## AIM OF THE EXERCISE
For the data below, report only the number of lines containing the string "View".

## ITEMS

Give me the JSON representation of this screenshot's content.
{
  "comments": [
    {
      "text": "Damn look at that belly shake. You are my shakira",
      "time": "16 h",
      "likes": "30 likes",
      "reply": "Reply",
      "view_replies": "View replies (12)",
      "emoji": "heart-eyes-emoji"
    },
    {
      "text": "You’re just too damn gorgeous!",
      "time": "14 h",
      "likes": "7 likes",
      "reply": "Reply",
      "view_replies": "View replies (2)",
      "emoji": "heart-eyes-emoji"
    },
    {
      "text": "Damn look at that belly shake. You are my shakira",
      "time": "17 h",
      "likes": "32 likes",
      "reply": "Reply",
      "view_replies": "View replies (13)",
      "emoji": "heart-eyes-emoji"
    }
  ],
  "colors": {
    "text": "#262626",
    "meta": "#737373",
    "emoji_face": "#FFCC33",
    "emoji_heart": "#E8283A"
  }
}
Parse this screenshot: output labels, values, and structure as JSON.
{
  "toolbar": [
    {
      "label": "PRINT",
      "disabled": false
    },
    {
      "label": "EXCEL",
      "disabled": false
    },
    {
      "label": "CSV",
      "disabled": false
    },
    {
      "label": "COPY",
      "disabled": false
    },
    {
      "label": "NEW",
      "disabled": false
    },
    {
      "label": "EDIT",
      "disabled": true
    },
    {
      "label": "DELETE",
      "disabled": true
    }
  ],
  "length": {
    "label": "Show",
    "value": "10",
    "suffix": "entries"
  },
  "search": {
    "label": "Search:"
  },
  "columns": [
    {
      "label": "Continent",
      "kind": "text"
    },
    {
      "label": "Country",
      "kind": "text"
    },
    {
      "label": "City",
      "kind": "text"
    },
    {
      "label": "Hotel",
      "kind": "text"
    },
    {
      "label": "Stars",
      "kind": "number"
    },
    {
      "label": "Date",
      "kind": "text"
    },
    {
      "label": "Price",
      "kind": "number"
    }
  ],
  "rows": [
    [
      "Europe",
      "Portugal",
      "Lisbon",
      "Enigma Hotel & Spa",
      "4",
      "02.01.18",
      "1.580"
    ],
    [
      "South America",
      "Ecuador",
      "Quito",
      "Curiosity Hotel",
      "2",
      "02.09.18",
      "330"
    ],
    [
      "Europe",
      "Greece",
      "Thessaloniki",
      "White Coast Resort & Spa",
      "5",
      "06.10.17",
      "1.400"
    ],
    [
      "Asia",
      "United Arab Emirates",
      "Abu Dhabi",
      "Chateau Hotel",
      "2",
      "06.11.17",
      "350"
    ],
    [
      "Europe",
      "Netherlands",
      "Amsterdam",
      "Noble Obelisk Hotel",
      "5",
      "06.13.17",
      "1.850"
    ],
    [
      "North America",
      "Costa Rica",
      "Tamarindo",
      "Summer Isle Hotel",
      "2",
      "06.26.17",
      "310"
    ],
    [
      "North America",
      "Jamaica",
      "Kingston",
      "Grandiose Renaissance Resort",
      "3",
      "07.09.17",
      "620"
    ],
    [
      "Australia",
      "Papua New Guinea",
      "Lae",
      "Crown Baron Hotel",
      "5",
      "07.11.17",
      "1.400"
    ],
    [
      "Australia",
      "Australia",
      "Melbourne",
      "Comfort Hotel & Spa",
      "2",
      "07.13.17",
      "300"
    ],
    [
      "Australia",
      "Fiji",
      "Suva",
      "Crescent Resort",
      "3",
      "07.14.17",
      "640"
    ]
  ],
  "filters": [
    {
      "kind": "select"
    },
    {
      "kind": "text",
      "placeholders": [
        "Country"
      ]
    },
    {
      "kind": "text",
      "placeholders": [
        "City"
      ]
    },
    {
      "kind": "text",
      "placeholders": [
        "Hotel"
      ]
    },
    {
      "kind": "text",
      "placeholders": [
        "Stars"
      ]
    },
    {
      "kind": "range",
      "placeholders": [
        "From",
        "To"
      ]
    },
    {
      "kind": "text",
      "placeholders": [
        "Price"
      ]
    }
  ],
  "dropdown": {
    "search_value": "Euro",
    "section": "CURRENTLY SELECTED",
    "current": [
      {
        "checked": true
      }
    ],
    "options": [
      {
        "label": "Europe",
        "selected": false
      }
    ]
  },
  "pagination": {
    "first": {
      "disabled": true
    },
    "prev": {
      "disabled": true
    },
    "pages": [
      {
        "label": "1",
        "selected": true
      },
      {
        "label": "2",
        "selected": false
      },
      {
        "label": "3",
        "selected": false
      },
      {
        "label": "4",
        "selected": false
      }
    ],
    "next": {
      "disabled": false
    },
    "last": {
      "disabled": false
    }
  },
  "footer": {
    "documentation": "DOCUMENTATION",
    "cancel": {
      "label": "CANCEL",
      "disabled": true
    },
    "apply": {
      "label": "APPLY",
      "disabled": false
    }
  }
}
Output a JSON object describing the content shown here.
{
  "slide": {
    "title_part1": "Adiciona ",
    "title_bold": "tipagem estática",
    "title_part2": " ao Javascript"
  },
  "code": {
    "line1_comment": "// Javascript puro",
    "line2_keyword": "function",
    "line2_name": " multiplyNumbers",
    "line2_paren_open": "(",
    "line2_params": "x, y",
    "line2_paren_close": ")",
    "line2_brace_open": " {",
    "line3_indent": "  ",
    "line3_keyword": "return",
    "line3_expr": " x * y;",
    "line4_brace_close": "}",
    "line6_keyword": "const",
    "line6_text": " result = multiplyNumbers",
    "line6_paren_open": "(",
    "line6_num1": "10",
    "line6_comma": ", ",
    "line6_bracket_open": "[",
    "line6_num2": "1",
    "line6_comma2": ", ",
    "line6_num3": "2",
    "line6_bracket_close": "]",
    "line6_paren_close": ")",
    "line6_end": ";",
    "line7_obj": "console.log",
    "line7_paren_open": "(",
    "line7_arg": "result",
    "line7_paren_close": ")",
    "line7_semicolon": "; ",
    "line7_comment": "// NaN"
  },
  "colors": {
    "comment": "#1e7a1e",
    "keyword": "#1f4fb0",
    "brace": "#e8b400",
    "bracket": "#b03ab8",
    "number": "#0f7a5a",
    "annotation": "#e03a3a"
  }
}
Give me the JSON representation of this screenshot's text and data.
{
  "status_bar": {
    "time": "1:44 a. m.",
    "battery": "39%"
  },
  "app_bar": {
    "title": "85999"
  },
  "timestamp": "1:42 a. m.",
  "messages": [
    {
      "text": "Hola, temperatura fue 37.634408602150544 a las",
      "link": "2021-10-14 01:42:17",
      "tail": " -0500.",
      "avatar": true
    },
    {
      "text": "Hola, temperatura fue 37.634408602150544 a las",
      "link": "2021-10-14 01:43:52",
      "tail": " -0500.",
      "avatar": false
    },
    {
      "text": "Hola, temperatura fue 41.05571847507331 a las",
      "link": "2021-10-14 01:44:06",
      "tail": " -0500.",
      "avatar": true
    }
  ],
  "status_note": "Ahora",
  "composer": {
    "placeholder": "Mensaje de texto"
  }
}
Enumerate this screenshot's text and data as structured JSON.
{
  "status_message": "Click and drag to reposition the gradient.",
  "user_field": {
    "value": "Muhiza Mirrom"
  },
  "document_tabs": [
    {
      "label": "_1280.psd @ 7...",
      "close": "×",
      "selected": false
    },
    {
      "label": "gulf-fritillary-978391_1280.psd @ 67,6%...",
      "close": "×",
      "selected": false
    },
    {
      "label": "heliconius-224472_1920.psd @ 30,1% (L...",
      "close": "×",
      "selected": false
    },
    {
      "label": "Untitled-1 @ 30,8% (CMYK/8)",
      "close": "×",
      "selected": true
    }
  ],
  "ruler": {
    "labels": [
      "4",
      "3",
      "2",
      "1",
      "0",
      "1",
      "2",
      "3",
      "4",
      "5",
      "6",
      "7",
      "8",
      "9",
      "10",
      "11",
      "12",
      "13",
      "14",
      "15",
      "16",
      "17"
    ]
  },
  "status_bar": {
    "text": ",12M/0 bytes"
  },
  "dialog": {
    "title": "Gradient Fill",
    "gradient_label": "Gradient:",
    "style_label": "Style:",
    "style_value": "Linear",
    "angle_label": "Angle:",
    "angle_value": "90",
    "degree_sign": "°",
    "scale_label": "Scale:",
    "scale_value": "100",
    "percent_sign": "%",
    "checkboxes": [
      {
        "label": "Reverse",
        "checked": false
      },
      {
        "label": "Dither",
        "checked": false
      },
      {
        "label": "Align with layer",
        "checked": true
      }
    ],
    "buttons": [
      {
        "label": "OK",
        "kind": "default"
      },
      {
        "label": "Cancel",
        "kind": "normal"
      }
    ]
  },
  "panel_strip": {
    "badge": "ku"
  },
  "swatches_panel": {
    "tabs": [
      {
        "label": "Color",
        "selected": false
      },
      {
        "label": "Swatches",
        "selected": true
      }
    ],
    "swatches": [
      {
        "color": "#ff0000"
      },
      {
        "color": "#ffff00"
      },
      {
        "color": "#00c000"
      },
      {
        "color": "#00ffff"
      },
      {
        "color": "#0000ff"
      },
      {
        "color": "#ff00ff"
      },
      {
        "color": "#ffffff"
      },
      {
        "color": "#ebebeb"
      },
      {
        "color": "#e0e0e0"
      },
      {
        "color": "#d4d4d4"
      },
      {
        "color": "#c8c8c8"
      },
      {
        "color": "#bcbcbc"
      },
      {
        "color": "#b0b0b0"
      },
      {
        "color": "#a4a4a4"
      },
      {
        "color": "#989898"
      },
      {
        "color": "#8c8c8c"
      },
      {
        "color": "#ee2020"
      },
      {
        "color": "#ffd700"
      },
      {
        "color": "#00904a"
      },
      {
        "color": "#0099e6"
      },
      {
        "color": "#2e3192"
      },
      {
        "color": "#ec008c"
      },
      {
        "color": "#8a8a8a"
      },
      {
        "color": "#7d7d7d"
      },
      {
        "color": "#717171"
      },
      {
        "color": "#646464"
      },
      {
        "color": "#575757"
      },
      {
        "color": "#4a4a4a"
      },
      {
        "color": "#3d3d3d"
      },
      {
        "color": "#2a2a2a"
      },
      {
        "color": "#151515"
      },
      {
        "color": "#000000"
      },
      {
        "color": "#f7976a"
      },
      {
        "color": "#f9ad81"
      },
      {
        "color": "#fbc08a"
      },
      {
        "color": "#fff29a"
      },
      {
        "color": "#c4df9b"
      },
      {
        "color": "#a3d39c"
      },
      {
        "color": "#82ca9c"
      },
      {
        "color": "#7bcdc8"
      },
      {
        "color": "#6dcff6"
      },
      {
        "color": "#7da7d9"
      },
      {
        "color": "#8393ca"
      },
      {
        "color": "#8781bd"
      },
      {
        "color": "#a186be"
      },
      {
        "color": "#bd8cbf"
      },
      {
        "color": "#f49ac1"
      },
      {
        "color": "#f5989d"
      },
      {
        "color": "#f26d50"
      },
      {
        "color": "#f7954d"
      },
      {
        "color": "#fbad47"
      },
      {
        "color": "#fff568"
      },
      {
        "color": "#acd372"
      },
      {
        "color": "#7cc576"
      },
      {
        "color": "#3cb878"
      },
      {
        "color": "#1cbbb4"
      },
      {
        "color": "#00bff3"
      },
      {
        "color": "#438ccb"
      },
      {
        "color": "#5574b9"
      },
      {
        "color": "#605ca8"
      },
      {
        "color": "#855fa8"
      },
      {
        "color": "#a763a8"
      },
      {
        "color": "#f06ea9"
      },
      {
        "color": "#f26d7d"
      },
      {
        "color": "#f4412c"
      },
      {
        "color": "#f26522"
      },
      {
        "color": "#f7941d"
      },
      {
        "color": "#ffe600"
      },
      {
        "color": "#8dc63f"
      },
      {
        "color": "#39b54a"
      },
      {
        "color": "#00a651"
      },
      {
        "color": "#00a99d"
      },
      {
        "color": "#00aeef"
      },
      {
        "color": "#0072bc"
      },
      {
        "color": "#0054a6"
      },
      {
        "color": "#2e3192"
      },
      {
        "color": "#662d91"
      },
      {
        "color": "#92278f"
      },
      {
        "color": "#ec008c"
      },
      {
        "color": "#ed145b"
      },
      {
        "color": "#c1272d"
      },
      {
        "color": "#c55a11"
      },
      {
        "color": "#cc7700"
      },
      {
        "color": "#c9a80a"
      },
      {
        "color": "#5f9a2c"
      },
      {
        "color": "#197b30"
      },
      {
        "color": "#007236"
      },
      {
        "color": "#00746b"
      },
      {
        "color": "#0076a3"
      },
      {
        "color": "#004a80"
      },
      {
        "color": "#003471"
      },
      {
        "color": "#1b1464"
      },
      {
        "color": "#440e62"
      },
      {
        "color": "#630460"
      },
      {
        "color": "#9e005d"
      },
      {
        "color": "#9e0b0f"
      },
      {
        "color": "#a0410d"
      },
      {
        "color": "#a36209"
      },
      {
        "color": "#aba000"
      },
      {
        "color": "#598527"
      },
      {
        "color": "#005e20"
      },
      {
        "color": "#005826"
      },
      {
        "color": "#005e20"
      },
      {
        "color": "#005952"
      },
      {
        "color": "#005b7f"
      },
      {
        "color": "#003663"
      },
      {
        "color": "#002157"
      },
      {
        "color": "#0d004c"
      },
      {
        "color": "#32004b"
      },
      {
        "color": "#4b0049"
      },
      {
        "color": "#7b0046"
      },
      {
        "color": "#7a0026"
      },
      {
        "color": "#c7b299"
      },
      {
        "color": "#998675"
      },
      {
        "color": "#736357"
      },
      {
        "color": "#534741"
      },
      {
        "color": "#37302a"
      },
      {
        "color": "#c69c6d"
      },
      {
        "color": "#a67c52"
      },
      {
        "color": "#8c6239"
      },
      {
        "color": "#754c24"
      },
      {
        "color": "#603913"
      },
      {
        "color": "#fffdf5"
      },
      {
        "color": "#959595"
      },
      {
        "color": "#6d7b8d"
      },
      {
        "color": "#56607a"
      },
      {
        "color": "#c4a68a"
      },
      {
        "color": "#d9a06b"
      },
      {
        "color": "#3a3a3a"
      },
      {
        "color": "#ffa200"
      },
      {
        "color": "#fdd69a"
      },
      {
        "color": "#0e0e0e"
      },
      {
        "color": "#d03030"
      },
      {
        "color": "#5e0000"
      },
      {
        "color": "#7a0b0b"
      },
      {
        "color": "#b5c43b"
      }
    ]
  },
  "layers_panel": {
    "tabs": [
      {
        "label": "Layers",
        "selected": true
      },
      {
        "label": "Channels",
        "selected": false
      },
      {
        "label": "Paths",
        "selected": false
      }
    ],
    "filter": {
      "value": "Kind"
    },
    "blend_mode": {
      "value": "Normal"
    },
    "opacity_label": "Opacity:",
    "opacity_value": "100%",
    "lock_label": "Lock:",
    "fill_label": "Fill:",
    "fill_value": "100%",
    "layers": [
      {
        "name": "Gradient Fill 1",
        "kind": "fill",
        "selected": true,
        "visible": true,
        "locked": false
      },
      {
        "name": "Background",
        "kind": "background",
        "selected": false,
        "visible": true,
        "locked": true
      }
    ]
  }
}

## TASK RESULT
3